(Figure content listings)
========================

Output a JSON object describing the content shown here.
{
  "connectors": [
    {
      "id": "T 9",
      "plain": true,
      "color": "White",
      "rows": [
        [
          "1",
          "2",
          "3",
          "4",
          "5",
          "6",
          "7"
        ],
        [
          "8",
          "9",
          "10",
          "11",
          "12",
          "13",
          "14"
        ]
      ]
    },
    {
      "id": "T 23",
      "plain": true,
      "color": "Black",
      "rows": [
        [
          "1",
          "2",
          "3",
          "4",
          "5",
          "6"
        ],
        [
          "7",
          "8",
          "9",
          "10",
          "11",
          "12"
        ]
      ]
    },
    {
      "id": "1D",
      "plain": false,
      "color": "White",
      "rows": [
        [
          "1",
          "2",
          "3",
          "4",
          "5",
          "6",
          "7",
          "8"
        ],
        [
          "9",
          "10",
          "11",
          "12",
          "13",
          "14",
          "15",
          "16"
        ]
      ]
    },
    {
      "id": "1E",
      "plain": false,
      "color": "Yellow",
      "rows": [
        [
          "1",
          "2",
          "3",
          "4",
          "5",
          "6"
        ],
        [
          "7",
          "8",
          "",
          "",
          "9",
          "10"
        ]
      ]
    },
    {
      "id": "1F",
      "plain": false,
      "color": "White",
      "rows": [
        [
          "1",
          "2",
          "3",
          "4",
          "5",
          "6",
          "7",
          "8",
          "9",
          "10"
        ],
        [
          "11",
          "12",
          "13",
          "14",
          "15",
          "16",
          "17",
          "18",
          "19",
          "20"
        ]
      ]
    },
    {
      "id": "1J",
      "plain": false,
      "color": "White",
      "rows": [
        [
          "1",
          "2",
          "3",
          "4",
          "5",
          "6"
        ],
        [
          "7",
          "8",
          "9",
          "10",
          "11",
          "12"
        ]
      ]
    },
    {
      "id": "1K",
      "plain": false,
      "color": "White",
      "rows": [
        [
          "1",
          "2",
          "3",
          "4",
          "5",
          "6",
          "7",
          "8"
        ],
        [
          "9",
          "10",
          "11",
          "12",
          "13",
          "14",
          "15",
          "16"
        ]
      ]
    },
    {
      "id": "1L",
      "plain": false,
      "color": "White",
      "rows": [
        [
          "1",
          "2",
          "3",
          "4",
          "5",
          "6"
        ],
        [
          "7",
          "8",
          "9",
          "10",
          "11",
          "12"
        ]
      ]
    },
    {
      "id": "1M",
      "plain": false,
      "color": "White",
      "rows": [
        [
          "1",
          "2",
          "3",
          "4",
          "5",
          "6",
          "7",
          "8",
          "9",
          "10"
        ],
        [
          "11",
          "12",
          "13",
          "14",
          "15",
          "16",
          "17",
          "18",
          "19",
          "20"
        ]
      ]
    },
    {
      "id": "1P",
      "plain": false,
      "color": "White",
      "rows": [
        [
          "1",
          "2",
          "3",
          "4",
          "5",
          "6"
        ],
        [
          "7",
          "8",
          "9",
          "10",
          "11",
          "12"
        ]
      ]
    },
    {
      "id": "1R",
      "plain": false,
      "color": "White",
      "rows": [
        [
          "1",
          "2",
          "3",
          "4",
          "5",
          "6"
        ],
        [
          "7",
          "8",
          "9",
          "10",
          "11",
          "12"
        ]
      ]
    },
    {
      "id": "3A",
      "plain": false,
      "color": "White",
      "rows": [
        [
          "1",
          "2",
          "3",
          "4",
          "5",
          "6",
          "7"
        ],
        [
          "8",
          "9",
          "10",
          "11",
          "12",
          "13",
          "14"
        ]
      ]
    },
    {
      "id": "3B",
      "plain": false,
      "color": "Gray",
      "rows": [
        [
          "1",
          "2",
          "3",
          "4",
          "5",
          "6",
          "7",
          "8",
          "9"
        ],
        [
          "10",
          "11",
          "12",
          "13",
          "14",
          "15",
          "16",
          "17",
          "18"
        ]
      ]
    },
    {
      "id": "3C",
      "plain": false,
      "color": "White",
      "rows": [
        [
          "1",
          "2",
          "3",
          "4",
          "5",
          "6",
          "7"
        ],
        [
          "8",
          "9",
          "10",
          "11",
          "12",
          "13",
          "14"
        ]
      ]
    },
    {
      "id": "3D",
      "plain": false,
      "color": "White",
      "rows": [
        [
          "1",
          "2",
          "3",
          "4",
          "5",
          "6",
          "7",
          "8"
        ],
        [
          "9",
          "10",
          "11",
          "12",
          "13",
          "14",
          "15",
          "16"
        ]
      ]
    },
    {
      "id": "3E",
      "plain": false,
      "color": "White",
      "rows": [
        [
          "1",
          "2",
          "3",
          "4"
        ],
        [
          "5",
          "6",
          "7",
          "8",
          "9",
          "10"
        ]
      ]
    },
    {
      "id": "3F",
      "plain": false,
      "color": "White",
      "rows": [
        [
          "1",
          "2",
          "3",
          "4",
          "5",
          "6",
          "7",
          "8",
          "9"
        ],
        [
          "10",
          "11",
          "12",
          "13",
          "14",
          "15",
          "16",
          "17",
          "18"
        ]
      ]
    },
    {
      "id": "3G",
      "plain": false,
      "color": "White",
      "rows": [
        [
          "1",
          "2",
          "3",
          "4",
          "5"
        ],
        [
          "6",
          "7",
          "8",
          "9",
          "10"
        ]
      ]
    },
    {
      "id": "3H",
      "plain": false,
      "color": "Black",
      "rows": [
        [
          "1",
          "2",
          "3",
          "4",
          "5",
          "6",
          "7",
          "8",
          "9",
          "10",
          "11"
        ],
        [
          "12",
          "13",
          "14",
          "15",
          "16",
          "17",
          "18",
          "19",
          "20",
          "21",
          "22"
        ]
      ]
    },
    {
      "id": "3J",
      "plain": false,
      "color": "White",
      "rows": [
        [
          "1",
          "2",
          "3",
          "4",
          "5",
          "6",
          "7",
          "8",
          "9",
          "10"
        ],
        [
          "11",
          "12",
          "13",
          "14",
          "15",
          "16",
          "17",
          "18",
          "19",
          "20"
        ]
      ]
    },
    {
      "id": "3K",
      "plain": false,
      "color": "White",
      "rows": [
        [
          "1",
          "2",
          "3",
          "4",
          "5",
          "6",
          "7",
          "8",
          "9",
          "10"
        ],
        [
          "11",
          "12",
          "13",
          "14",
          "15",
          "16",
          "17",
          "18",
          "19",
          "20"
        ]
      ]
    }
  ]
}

========================

Transcribe every entry word for word.

Output a JSON object describing the content shown here.
{
  "connectors": [
    {
      "id": "T 9",
      "plain": true,
      "color": "White",
      "rows": [
        [
          "1",
          "2",
          "3",
          "4",
          "5",
          "6",
          "7"
        ],
        [
          "8",
          "9",
          "10",
          "11",
          "12",
          "13",
          "14"
        ]
      ]
    },
    {
      "id": "T 23",
      "plain": true,
      "color": "Black",
      "rows": [
        [
          "1",
          "2",
          "3",
          "4",
          "5",
          "6"
        ],
        [
          "7",
          "8",
          "9",
          "10",
          "11",
          "12"
        ]
      ]
    },
    {
      "id": "1D",
      "plain": false,
      "color": "White",
      "rows": [
        [
          "1",
          "2",
          "3",
          "4",
          "5",
          "6",
          "7",
          "8"
        ],
        [
          "9",
          "10",
          "11",
          "12",
          "13",
          "14",
          "15",
          "16"
        ]
      ]
    },
    {
      "id": "1E",
      "plain": false,
      "color": "Yellow",
      "rows": [
        [
          "1",
          "2",
          "3",
          "4",
          "5",
          "6"
        ],
        [
          "7",
          "8",
          "",
          "",
          "9",
          "10"
        ]
      ]
    },
    {
      "id": "1F",
      "plain": false,
      "color": "White",
      "rows": [
        [
          "1",
          "2",
          "3",
          "4",
          "5",
          "6",
          "7",
          "8",
          "9",
          "10"
        ],
        [
          "11",
          "12",
          "13",
          "14",
          "15",
          "16",
          "17",
          "18",
          "19",
          "20"
        ]
      ]
    },
    {
      "id": "1J",
      "plain": false,
      "color": "White",
      "rows": [
        [
          "1",
          "2",
          "3",
          "4",
          "5",
          "6"
        ],
        [
          "7",
          "8",
          "9",
          "10",
          "11",
          "12"
        ]
      ]
    },
    {
      "id": "1K",
      "plain": false,
      "color": "White",
      "rows": [
        [
          "1",
          "2",
          "3",
          "4",
          "5",
          "6",
          "7",
          "8"
        ],
        [
          "9",
          "10",
          "11",
          "12",
          "13",
          "14",
          "15",
          "16"
        ]
      ]
    },
    {
      "id": "1L",
      "plain": false,
      "color": "White",
      "rows": [
        [
          "1",
          "2",
          "3",
          "4",
          "5",
          "6"
        ],
        [
          "7",
          "8",
          "9",
          "10",
          "11",
          "12"
        ]
      ]
    },
    {
      "id": "1M",
      "plain": false,
      "color": "White",
      "rows": [
        [
          "1",
          "2",
          "3",
          "4",
          "5",
          "6",
          "7",
          "8",
          "9",
          "10"
        ],
        [
          "11",
          "12",
          "13",
          "14",
          "15",
          "16",
          "17",
          "18",
          "19",
          "20"
        ]
      ]
    },
    {
      "id": "1P",
      "plain": false,
      "color": "White",
      "rows": [
        [
          "1",
          "2",
          "3",
          "4",
          "5",
          "6"
        ],
        [
          "7",
          "8",
          "9",
          "10",
          "11",
          "12"
        ]
      ]
    },
    {
      "id": "1R",
      "plain": false,
      "color": "White",
      "rows": [
        [
          "1",
          "2",
          "3",
          "4",
          "5",
          "6"
        ],
        [
          "7",
          "8",
          "9",
          "10",
          "11",
          "12"
        ]
      ]
    },
    {
      "id": "3A",
      "plain": false,
      "color": "White",
      "rows": [
        [
          "1",
          "2",
          "3",
          "4",
          "5",
          "6",
          "7"
        ],
        [
          "8",
          "9",
          "10",
          "11",
          "12",
          "13",
          "14"
        ]
      ]
    },
    {
      "id": "3B",
      "plain": false,
      "color": "Gray",
      "rows": [
        [
          "1",
          "2",
          "3",
          "4",
          "5",
          "6",
          "7",
          "8",
          "9"
        ],
        [
          "10",
          "11",
          "12",
          "13",
          "14",
          "15",
          "16",
          "17",
          "18"
        ]
      ]
    },
    {
      "id": "3C",
      "plain": false,
      "color": "White",
      "rows": [
        [
          "1",
          "2",
          "3",
          "4",
          "5",
          "6",
          "7"
        ],
        [
          "8",
          "9",
          "10",
          "11",
          "12",
          "13",
          "14"
        ]
      ]
    },
    {
      "id": "3D",
      "plain": false,
      "color": "White",
      "rows": [
        [
          "1",
          "2",
          "3",
          "4",
          "5",
          "6",
          "7",
          "8"
        ],
        [
          "9",
          "10",
          "11",
          "12",
          "13",
          "14",
          "15",
          "16"
        ]
      ]
    },
    {
      "id": "3E",
      "plain": false,
      "color": "White",
      "rows": [
        [
          "1",
          "2",
          "3",
          "4"
        ],
        [
          "5",
          "6",
          "7",
          "8",
          "9",
          "10"
        ]
      ]
    },
    {
      "id": "3F",
      "plain": false,
      "color": "White",
      "rows": [
        [
          "1",
          "2",
          "3",
          "4",
          "5",
          "6",
          "7",
          "8",
          "9"
        ],
        [
          "10",
          "11",
          "12",
          "13",
          "14",
          "15",
          "16",
          "17",
          "18"
        ]
      ]
    },
    {
      "id": "3G",
      "plain": false,
      "color": "White",
      "rows": [
        [
          "1",
          "2",
          "3",
          "4",
          "5"
        ],
        [
          "6",
          "7",
          "8",
          "9",
          "10"
        ]
      ]
    },
    {
      "id": "3H",
      "plain": false,
      "color": "Black",
      "rows": [
        [
          "1",
          "2",
          "3",
          "4",
          "5",
          "6",
          "7",
          "8",
          "9",
          "10",
          "11"
        ],
        [
          "12",
          "13",
          "14",
          "15",
          "16",
          "17",
          "18",
          "19",
          "20",
          "21",
          "22"
        ]
      ]
    },
    {
      "id": "3J",
      "plain": false,
      "color": "White",
      "rows": [
        [
          "1",
          "2",
          "3",
          "4",
          "5",
          "6",
          "7",
          "8",
          "9",
          "10"
        ],
        [
          "11",
          "12",
          "13",
          "14",
          "15",
          "16",
          "17",
          "18",
          "19",
          "20"
        ]
      ]
    },
    {
      "id": "3K",
      "plain": false,
      "color": "White",
      "rows": [
        [
          "1",
          "2",
          "3",
          "4",
          "5",
          "6",
          "7",
          "8",
          "9",
          "10"
        ],
        [
          "11",
          "12",
          "13",
          "14",
          "15",
          "16",
          "17",
          "18",
          "19",
          "20"
        ]
      ]
    }
  ]
}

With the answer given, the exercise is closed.